'''
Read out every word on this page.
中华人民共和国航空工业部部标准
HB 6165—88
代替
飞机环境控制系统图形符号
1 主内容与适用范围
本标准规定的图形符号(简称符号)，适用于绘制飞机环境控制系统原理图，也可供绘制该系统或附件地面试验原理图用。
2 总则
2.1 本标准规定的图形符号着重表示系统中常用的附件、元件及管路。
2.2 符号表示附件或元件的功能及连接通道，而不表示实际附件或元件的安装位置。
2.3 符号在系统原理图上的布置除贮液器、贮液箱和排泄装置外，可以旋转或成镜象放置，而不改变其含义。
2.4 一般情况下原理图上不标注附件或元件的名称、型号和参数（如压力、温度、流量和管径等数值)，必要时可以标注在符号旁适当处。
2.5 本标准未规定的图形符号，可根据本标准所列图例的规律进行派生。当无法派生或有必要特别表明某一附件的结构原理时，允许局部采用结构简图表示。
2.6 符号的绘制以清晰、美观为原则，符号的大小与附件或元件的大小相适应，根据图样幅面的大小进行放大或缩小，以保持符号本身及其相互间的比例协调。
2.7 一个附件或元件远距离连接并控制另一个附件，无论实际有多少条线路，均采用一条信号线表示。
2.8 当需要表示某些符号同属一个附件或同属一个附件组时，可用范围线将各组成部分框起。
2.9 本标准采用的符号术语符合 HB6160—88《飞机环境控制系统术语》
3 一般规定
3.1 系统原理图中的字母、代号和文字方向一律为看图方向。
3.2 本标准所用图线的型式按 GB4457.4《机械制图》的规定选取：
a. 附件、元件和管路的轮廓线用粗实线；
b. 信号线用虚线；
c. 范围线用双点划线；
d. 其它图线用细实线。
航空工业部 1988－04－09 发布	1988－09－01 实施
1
'''
◆ **Problem details**
All of the material above needs to be retyped word for word.

◆ **Task response**
Read out every word on this page.
中华人民共和国航空工业部部标准
HB 6165—88
代替
飞机环境控制系统图形符号
1 主内容与适用范围
本标准规定的图形符号(简称符号)，适用于绘制飞机环境控制系统原理图，也可供绘制该系统或附件地面试验原理图用。
2 总则
2.1 本标准规定的图形符号着重表示系统中常用的附件、元件及管路。
2.2 符号表示附件或元件的功能及连接通道，而不表示实际附件或元件的安装位置。
2.3 符号在系统原理图上的布置除贮液器、贮液箱和排泄装置外，可以旋转或成镜象放置，而不改变其含义。
2.4 一般情况下原理图上不标注附件或元件的名称、型号和参数（如压力、温度、流量和管径等数值)，必要时可以标注在符号旁适当处。
2.5 本标准未规定的图形符号，可根据本标准所列图例的规律进行派生。当无法派生或有必要特别表明某一附件的结构原理时，允许局部采用结构简图表示。
2.6 符号的绘制以清晰、美观为原则，符号的大小与附件或元件的大小相适应，根据图样幅面的大小进行放大或缩小，以保持符号本身及其相互间的比例协调。
2.7 一个附件或元件远距离连接并控制另一个附件，无论实际有多少条线路，均采用一条信号线表示。
2.8 当需要表示某些符号同属一个附件或同属一个附件组时，可用范围线将各组成部分框起。
2.9 本标准采用的符号术语符合 HB6160—88《飞机环境控制系统术语》
3 一般规定
3.1 系统原理图中的字母、代号和文字方向一律为看图方向。
3.2 本标准所用图线的型式按 GB4457.4《机械制图》的规定选取：
a. 附件、元件和管路的轮廓线用粗实线；
b. 信号线用虚线；
c. 范围线用双点划线；
d. 其它图线用细实线。
航空工业部 1988－04－09 发布	1988－09－01 实施
1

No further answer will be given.